═════ INPUT FOR THIS TASK

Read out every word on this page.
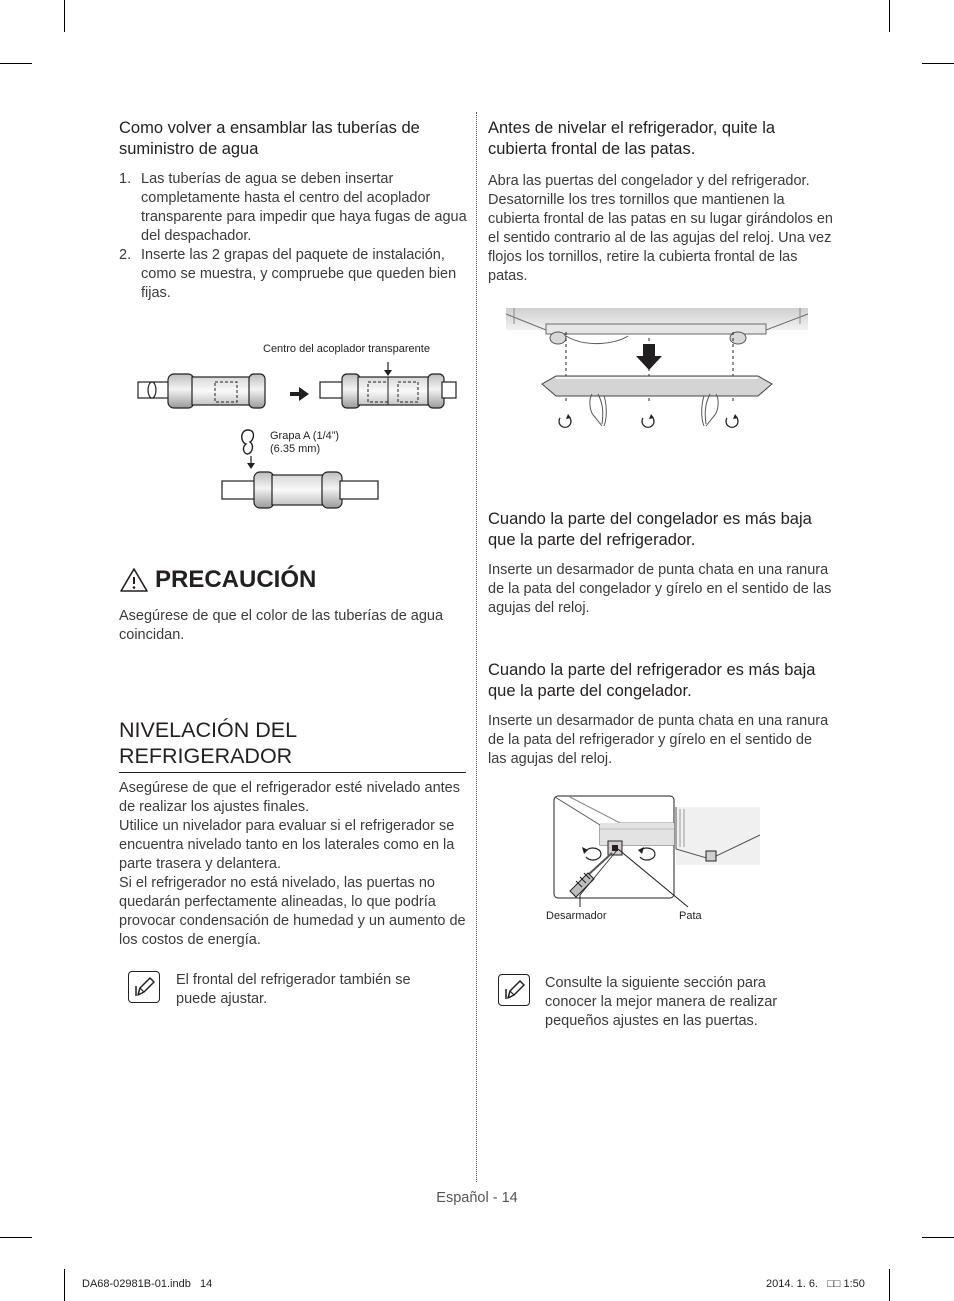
Como volver a ensamblar las tuberías de suministro de agua
1. Las tuberías de agua se deben insertar completamente hasta el centro del acoplador transparente para impedir que haya fugas de agua del despachador.
2. Inserte las 2 grapas del paquete de instalación, como se muestra, y compruebe que queden bien fijas.
Centro del acoplador transparente
Grapa A (1/4”)
(6.35 mm)
PRECAUCIÓN

Asegúrese de que el color de las tuberías de agua coincidan.

NIVELACIÓN DEL
REFRIGERADOR

Asegúrese de que el refrigerador esté nivelado antes de realizar los ajustes finales.

Utilice un nivelador para evaluar si el refrigerador se encuentra nivelado tanto en los laterales como en la parte trasera y delantera.

Si el refrigerador no está nivelado, las puertas no quedarán perfectamente alineadas, lo que podría provocar condensación de humedad y un aumento de los costos de energía.

El frontal del refrigerador también se puede ajustar.

Antes de nivelar el refrigerador, quite la cubierta frontal de las patas.

Abra las puertas del congelador y del refrigerador. Desatornille los tres tornillos que mantienen la cubierta frontal de las patas en su lugar girándolos en el sentido contrario al de las agujas del reloj. Una vez flojos los tornillos, retire la cubierta frontal de las patas.

Cuando la parte del congelador es más baja que la parte del refrigerador.

Inserte un desarmador de punta chata en una ranura de la pata del congelador y gírelo en el sentido de las agujas del reloj.

Cuando la parte del refrigerador es más baja que la parte del congelador.

Inserte un desarmador de punta chata en una ranura de la pata del refrigerador y gírelo en el sentido de las agujas del reloj.

Desarmador	Pata

Consulte la siguiente sección para conocer la mejor manera de realizar pequeños ajustes en las puertas.

Español - 14
DA68-02981B-01.indb   14	2014. 1. 6.   □□ 1:50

══════════

== WRITTEN INSTRUCTION ==
Repeat the listing in full and exactly. Leave any pictures out.

== FINAL RESULT ==
Read out every word on this page.
Como volver a ensamblar las tuberías de suministro de agua
1. Las tuberías de agua se deben insertar completamente hasta el centro del acoplador transparente para impedir que haya fugas de agua del despachador.
2. Inserte las 2 grapas del paquete de instalación, como se muestra, y compruebe que queden bien fijas.
Centro del acoplador transparente
Grapa A (1/4”)
(6.35 mm)
PRECAUCIÓN

Asegúrese de que el color de las tuberías de agua coincidan.

NIVELACIÓN DEL
REFRIGERADOR

Asegúrese de que el refrigerador esté nivelado antes de realizar los ajustes finales.

Utilice un nivelador para evaluar si el refrigerador se encuentra nivelado tanto en los laterales como en la parte trasera y delantera.

Si el refrigerador no está nivelado, las puertas no quedarán perfectamente alineadas, lo que podría provocar condensación de humedad y un aumento de los costos de energía.

El frontal del refrigerador también se puede ajustar.

Antes de nivelar el refrigerador, quite la cubierta frontal de las patas.

Abra las puertas del congelador y del refrigerador. Desatornille los tres tornillos que mantienen la cubierta frontal de las patas en su lugar girándolos en el sentido contrario al de las agujas del reloj. Una vez flojos los tornillos, retire la cubierta frontal de las patas.

Cuando la parte del congelador es más baja que la parte del refrigerador.

Inserte un desarmador de punta chata en una ranura de la pata del congelador y gírelo en el sentido de las agujas del reloj.

Cuando la parte del refrigerador es más baja que la parte del congelador.

Inserte un desarmador de punta chata en una ranura de la pata del refrigerador y gírelo en el sentido de las agujas del reloj.

Desarmador	Pata

Consulte la siguiente sección para conocer la mejor manera de realizar pequeños ajustes en las puertas.

Español - 14
DA68-02981B-01.indb   14	2014. 1. 6.   □□ 1:50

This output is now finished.